The Board believes that those two objectives suggest adopting different approaches for Non-SIIs and SIIs.

The ANPR notes that any minimum capital requirements must satisfy the Dodd-Frank Act's Collins Amendment, which requires the Board to establish minimum leverage capital and riskbased capital requirements that, on a consolidated basis, are at least as stringent as those in effect on July 21, 2010 and at the present time for insured depository institutions.3 As amended in 2014, the Collins Amendment provides the Board with flexibility to tailor these capital requirements to the risks presented by insurance companies.4 The ANPR states that the proposed capital standards are intended to complement the primary mission of state insurance regulators, which tends to focus on policyholder protection.

The Board appears to acknowledge that the liability structures, asset classes and assetliability matching of insurers differ from those of bank holding companies. However, the Board notes that capital standards need to take into account both insurance and non-insurance risks and, to the extent possible, should take into account risks across the entire holding company system. The Board notes that a contagion can spread from unregulated subsidiaries to regulated ones (citing in particular the AIG experience during the financial crisis). The Board also seeks to advance standardized and consistent capital requirements rather than allowing a group to rely predominantly on internal models.

Element position data:
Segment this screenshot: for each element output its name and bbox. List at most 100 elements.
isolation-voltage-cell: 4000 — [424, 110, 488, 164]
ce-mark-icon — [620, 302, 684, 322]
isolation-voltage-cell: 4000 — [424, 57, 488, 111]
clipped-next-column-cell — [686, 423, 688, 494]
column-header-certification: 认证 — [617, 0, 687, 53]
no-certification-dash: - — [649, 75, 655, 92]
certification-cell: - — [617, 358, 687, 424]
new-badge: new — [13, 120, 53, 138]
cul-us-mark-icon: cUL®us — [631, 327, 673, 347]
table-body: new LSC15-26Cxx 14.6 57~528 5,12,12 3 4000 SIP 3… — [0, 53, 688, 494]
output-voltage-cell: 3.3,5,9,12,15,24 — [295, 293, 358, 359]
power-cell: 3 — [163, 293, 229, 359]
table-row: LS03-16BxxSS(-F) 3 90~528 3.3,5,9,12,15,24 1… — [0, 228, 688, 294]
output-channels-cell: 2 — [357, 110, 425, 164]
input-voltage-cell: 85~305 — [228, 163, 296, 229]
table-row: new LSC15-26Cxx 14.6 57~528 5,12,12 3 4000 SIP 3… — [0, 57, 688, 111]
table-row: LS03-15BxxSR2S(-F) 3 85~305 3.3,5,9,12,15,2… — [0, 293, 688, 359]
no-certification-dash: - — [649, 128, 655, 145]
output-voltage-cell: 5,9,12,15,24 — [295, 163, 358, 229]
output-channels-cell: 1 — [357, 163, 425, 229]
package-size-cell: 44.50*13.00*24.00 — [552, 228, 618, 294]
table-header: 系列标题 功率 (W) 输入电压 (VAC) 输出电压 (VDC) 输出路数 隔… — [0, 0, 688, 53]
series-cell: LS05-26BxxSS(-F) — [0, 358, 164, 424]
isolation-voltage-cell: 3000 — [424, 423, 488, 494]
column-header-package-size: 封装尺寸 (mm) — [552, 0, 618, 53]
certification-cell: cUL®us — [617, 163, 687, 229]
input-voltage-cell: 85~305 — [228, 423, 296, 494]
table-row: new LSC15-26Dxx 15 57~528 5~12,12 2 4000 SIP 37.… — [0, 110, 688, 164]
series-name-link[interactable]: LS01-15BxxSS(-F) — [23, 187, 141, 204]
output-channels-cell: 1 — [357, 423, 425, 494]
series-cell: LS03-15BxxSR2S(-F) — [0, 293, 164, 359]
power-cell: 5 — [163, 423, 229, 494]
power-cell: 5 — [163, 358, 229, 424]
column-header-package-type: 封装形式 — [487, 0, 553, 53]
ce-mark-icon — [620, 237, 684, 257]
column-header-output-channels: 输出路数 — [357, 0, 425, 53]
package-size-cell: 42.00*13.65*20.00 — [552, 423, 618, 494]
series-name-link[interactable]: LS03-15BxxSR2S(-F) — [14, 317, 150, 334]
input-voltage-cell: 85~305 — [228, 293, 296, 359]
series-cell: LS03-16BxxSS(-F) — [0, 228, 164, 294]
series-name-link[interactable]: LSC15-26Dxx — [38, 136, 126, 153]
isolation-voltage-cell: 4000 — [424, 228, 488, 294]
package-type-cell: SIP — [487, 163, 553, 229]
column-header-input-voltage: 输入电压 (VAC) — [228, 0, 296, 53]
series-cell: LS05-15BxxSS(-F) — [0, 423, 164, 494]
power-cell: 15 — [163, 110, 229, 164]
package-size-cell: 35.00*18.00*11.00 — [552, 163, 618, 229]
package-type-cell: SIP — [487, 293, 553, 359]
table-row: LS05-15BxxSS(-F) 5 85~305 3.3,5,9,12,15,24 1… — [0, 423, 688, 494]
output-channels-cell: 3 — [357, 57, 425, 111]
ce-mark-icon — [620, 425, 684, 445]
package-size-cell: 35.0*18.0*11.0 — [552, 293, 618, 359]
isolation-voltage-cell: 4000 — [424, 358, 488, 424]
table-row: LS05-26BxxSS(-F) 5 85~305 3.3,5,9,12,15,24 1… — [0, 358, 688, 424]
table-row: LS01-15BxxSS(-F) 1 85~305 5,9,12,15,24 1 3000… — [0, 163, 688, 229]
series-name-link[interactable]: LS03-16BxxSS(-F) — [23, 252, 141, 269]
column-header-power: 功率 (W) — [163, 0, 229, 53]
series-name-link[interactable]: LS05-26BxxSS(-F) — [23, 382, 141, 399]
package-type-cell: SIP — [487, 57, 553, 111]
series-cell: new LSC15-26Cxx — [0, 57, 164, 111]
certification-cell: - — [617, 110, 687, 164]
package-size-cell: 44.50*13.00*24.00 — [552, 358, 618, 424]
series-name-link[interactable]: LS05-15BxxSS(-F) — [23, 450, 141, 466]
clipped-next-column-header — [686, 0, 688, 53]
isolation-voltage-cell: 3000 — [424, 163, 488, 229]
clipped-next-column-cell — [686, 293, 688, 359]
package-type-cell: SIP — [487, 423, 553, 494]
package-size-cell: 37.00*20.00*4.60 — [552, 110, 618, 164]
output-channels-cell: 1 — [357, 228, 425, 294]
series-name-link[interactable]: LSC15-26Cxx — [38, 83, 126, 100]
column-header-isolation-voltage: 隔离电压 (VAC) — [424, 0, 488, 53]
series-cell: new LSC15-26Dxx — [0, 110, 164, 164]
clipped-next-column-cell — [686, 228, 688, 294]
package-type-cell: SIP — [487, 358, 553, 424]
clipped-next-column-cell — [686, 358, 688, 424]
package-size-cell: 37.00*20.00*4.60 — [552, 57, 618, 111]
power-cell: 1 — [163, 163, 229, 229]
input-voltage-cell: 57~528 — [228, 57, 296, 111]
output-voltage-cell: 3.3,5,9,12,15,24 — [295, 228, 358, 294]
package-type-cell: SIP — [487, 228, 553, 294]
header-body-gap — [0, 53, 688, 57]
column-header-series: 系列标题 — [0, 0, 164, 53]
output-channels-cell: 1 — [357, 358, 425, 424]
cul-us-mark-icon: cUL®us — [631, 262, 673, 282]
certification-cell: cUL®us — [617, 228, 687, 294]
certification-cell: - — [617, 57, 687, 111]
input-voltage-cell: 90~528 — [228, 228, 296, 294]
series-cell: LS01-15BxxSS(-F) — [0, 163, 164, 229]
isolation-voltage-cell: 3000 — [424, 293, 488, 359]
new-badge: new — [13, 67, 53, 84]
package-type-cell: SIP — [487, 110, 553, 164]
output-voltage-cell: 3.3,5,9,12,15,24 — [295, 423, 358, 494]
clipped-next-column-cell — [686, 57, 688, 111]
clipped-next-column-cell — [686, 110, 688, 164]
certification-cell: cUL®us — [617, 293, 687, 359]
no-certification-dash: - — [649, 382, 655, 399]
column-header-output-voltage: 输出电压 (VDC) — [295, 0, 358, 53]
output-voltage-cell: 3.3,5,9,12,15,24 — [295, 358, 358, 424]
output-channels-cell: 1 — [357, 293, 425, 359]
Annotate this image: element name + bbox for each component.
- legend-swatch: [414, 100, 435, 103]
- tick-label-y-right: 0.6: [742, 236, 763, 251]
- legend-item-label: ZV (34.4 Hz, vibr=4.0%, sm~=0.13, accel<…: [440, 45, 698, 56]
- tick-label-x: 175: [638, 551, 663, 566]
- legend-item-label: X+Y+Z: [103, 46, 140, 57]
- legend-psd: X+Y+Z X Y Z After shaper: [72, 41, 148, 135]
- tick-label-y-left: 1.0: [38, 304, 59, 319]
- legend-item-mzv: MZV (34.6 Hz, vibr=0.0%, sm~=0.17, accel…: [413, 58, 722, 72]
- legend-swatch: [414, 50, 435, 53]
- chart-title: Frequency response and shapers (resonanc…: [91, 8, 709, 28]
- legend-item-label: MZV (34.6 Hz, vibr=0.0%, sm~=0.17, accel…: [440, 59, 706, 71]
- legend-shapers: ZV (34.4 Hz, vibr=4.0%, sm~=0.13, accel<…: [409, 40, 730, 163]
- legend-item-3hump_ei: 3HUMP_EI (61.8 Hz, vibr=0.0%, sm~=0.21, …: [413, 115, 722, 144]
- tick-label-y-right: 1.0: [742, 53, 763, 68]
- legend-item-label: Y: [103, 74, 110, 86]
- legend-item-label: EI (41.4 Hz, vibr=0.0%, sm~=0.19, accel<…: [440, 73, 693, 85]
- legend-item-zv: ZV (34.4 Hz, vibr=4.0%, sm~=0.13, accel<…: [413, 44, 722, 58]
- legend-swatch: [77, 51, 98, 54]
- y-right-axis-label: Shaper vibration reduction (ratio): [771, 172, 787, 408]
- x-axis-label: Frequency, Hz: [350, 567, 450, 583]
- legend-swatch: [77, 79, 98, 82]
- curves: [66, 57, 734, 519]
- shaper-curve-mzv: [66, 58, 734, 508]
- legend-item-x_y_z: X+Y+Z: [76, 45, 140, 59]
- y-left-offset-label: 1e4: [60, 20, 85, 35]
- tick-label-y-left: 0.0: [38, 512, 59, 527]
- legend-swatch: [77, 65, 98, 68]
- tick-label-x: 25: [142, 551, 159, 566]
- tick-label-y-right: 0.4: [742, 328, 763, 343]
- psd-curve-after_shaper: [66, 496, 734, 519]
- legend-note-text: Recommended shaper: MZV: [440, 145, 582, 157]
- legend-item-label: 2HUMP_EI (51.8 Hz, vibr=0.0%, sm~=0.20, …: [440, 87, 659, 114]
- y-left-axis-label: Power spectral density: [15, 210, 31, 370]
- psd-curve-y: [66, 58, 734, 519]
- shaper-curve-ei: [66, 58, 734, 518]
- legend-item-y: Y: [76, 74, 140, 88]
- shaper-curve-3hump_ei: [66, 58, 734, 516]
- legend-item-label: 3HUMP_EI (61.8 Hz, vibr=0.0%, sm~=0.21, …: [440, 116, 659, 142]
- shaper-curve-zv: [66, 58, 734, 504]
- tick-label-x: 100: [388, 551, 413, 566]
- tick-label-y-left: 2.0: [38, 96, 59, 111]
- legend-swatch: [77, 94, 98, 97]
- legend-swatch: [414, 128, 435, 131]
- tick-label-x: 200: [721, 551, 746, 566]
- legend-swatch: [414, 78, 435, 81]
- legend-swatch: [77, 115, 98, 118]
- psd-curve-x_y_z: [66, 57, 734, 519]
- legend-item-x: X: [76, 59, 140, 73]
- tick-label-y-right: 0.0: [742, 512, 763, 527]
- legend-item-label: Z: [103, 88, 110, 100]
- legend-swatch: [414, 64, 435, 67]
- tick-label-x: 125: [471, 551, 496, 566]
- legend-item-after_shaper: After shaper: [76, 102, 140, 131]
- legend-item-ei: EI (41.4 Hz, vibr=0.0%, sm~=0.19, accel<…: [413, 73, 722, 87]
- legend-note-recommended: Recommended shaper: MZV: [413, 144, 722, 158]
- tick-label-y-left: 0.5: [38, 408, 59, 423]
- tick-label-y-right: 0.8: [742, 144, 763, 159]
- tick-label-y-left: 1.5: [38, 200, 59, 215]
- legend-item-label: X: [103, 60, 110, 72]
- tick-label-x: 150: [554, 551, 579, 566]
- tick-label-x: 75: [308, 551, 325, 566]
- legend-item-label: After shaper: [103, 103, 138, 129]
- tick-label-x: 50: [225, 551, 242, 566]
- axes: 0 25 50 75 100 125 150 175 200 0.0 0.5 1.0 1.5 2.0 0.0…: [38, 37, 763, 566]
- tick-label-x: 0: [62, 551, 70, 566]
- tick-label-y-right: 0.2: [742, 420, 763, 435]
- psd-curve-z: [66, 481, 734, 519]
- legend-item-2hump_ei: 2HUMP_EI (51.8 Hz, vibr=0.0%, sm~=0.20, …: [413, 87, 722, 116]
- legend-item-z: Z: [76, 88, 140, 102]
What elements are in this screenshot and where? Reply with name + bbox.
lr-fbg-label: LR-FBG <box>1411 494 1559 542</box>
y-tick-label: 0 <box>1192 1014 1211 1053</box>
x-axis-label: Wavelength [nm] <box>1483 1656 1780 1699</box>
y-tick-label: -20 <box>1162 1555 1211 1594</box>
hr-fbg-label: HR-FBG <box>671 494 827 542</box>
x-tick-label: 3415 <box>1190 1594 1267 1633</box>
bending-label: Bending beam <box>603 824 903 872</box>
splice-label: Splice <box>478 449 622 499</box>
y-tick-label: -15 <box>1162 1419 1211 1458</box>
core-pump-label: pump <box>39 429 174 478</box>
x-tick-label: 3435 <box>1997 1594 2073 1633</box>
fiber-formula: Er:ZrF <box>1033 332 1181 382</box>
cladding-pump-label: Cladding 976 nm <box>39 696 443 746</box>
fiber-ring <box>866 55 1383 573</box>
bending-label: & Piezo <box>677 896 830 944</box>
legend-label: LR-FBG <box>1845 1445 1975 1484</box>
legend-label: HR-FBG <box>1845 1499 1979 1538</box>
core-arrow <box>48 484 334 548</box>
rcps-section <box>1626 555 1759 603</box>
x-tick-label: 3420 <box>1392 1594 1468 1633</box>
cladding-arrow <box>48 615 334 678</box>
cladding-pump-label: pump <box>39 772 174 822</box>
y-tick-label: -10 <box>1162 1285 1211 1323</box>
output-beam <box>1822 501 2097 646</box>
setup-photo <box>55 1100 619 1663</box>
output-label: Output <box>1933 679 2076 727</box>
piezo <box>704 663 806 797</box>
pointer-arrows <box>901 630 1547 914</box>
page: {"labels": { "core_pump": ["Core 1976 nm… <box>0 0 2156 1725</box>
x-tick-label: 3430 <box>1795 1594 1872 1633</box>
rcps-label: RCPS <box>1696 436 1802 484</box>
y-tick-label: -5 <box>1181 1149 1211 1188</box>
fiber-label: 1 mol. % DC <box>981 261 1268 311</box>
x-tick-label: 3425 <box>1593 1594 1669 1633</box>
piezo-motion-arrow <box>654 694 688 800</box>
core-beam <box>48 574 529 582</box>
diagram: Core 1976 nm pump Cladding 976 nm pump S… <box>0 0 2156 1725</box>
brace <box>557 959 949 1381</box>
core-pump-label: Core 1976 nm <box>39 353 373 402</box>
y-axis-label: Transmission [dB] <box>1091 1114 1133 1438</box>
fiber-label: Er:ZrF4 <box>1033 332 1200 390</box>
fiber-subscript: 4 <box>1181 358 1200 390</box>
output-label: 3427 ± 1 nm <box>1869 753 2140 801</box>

### Stated goal
Transcribe the passage of the excerpt on insurer capital standards that begins at the words "The ANPR notes" and stops after the words "on policyholder protection.".

### Solution to this problem
The ANPR notes that any minimum capital requirements must satisfy the Dodd-Frank Act's Collins Amendment, which requires the Board to establish minimum leverage capital and riskbased capital requirements that, on a consolidated basis, are at least as stringent as those in effect on July 21, 2010 and at the present time for insured depository institutions.3 As amended in 2014, the Collins Amendment provides the Board with flexibility to tailor these capital requirements to the risks presented by insurance companies.4 The ANPR states that the proposed capital standards are intended to complement the primary mission of state insurance regulators, which tends to focus on policyholder protection.